_THE INPUT_
=-=-=

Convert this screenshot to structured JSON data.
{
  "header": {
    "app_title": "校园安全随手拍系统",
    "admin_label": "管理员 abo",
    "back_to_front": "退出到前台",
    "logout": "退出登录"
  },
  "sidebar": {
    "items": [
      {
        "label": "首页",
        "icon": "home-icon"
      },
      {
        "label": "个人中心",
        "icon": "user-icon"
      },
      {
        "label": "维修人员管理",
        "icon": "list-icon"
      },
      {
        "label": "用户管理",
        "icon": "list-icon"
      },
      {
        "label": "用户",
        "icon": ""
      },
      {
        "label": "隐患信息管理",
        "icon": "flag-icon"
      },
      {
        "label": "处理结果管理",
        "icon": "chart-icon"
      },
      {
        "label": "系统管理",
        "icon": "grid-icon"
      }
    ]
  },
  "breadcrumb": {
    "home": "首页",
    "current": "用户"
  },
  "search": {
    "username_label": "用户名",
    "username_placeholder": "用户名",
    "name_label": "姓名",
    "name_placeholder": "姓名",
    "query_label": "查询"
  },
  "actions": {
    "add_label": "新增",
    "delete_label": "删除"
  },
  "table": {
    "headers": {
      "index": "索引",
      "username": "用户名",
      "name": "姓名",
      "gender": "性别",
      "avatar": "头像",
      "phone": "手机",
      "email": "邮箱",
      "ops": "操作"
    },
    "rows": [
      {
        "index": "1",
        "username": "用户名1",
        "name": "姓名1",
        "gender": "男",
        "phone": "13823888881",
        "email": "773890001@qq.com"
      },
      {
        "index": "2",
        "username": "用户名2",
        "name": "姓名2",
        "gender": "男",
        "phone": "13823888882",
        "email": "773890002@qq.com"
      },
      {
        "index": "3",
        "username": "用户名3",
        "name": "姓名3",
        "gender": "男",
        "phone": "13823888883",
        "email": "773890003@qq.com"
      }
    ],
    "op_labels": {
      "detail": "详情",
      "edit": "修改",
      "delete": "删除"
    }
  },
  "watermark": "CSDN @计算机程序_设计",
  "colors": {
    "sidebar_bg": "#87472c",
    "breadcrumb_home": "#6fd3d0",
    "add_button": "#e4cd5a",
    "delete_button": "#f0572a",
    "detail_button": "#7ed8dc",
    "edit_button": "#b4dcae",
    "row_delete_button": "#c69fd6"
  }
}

=-=-=

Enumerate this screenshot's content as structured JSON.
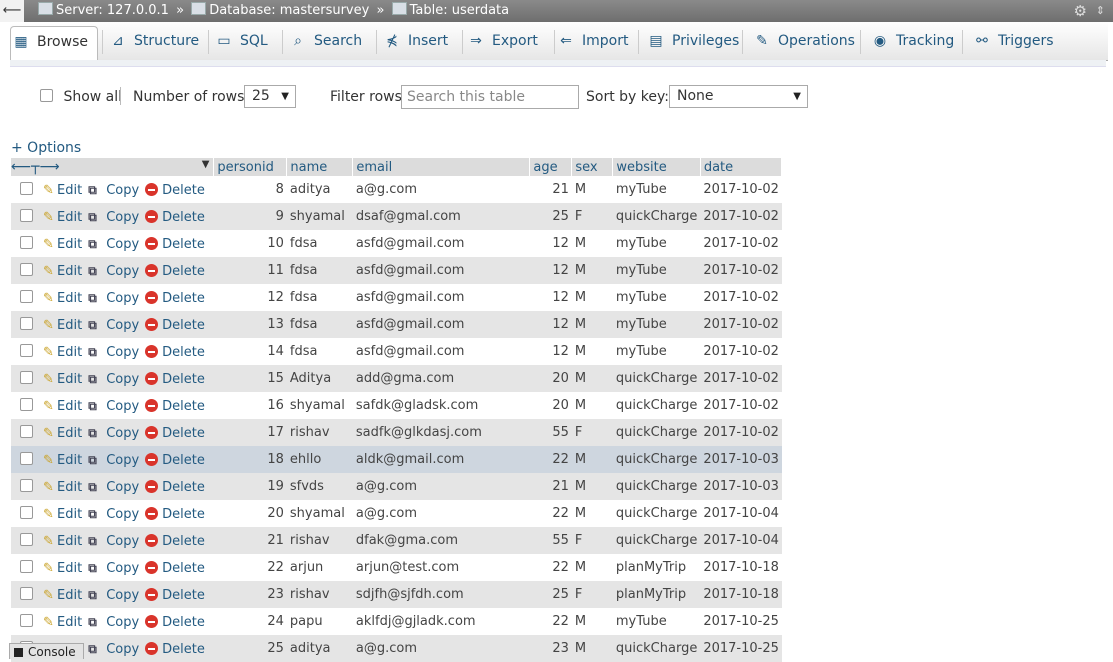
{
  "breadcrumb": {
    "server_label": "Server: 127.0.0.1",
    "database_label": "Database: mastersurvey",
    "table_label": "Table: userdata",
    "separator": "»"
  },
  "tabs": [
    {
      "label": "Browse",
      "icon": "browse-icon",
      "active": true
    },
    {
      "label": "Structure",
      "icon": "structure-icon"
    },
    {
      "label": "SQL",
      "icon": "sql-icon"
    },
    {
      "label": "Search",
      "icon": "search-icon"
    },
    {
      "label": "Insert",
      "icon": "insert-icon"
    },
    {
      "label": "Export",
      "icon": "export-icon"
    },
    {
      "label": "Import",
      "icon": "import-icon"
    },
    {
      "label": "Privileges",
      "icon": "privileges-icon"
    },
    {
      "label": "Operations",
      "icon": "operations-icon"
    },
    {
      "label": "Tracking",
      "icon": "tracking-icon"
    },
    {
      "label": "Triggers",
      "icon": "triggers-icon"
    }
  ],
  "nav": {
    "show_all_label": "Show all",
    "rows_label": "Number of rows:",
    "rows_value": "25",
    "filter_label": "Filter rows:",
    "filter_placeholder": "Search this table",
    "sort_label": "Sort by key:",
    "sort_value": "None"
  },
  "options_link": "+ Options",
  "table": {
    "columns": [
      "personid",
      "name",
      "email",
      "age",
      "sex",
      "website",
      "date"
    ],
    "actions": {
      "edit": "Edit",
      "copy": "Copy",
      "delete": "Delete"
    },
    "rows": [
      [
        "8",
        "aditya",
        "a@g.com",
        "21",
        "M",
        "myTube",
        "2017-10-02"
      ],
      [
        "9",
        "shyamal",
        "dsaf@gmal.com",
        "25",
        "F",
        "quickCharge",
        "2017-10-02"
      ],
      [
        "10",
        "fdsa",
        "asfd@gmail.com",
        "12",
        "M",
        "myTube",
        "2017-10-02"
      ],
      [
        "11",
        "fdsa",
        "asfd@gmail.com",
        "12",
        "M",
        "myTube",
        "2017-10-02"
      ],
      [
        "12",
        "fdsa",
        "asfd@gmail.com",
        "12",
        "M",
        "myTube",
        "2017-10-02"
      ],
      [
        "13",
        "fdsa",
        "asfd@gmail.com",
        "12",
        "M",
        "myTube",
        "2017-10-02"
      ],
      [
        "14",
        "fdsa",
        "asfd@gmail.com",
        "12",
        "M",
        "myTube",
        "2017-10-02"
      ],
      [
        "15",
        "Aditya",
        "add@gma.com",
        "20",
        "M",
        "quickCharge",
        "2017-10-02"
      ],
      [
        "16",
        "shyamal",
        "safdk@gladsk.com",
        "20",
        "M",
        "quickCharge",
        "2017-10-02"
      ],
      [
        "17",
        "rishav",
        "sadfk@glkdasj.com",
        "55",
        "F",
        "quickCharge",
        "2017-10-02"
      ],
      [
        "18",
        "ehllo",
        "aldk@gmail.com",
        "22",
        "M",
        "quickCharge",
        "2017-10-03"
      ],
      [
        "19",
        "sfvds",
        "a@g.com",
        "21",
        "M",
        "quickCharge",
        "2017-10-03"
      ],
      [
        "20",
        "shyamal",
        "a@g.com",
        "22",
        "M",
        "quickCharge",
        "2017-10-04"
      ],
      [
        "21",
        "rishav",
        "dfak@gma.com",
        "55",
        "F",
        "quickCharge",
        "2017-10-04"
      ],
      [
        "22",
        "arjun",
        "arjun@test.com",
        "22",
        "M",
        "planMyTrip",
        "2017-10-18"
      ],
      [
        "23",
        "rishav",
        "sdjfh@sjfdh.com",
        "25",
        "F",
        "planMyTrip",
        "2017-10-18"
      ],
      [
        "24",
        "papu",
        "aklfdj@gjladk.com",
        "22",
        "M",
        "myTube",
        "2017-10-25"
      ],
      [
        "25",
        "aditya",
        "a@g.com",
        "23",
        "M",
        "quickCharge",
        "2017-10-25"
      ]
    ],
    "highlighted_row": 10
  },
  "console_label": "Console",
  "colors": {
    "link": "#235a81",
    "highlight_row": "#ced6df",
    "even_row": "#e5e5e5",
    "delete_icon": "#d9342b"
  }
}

=-=-=

_WHAT THE EXERCISE ASKS_
Whichever lines contain the string "phone", select and copy them.

_CORRECT ANSWER_
      "phone": "手机",
        "phone": "13823888881",
        "phone": "13823888882",
        "phone": "13823888883",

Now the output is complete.